Request
Locate every line in the records below that contains the string "axis", and copy each of those lines in full.

Annotated element entries:

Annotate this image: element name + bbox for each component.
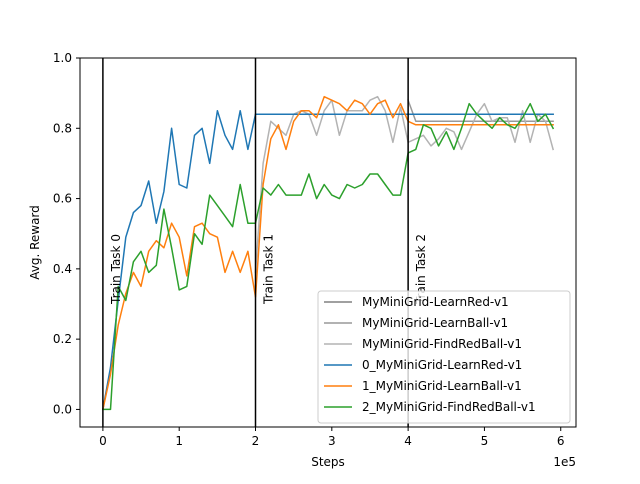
y-tick-label: 0.6 xyxy=(53,192,72,206)
y-axis: 0.0 0.2 0.4 0.6 0.8 1.0 xyxy=(53,51,80,416)
x-tick-label: 2 xyxy=(252,434,260,448)
x-tick-label: 4 xyxy=(404,434,412,448)
series-line-5 xyxy=(102,102,555,411)
series-line-4 xyxy=(102,95,554,411)
legend-label-0: MyMiniGrid-LearnRed-v1 xyxy=(362,295,509,309)
plot-frame xyxy=(79,57,577,428)
series-line-1 xyxy=(407,99,554,123)
legend-label-1: MyMiniGrid-LearnBall-v1 xyxy=(362,316,508,330)
y-axis-label: Avg. Reward xyxy=(28,205,42,280)
x-axis-label: Steps xyxy=(311,455,345,469)
x-tick-label: 6 xyxy=(557,434,565,448)
legend-label-5: 2_MyMiniGrid-FindRedBall-v1 xyxy=(362,400,536,414)
x-axis-multiplier: 1e5 xyxy=(553,455,576,469)
task-boundary-label-2: Train Task 2 xyxy=(414,234,428,305)
series-line-2 xyxy=(254,95,555,274)
x-tick-label: 1 xyxy=(175,434,183,448)
x-tick-label: 0 xyxy=(99,434,107,448)
y-tick-label: 0.2 xyxy=(53,332,72,346)
x-axis: 0 1 2 3 4 5 6 xyxy=(99,427,565,448)
y-tick-label: 0.4 xyxy=(53,262,72,276)
series-line-3 xyxy=(102,109,554,411)
y-tick-label: 1.0 xyxy=(53,51,72,65)
x-tick-label: 5 xyxy=(481,434,489,448)
legend-label-3: 0_MyMiniGrid-LearnRed-v1 xyxy=(362,358,522,372)
task-boundary-label-0: Train Task 0 xyxy=(109,234,123,305)
y-tick-label: 0.0 xyxy=(53,402,72,416)
legend-label-2: MyMiniGrid-FindRedBall-v1 xyxy=(362,337,522,351)
series-lines xyxy=(102,95,555,411)
legend-box xyxy=(317,290,571,424)
task-boundary-label-1: Train Task 1 xyxy=(262,234,276,305)
legend-label-4: 1_MyMiniGrid-LearnBall-v1 xyxy=(362,379,522,393)
legend: MyMiniGrid-LearnRed-v1 MyMiniGrid-LearnBa… xyxy=(317,290,571,424)
y-tick-label: 0.8 xyxy=(53,121,72,135)
x-tick-label: 3 xyxy=(328,434,336,448)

Task result
y-axis: 0.0 0.2 0.4 0.6 0.8 1.0 xyxy=(53,51,80,416)
y-axis-label: Avg. Reward xyxy=(28,205,42,280)
x-axis-label: Steps xyxy=(311,455,345,469)
x-axis-multiplier: 1e5 xyxy=(553,455,576,469)
x-axis: 0 1 2 3 4 5 6 xyxy=(99,427,565,448)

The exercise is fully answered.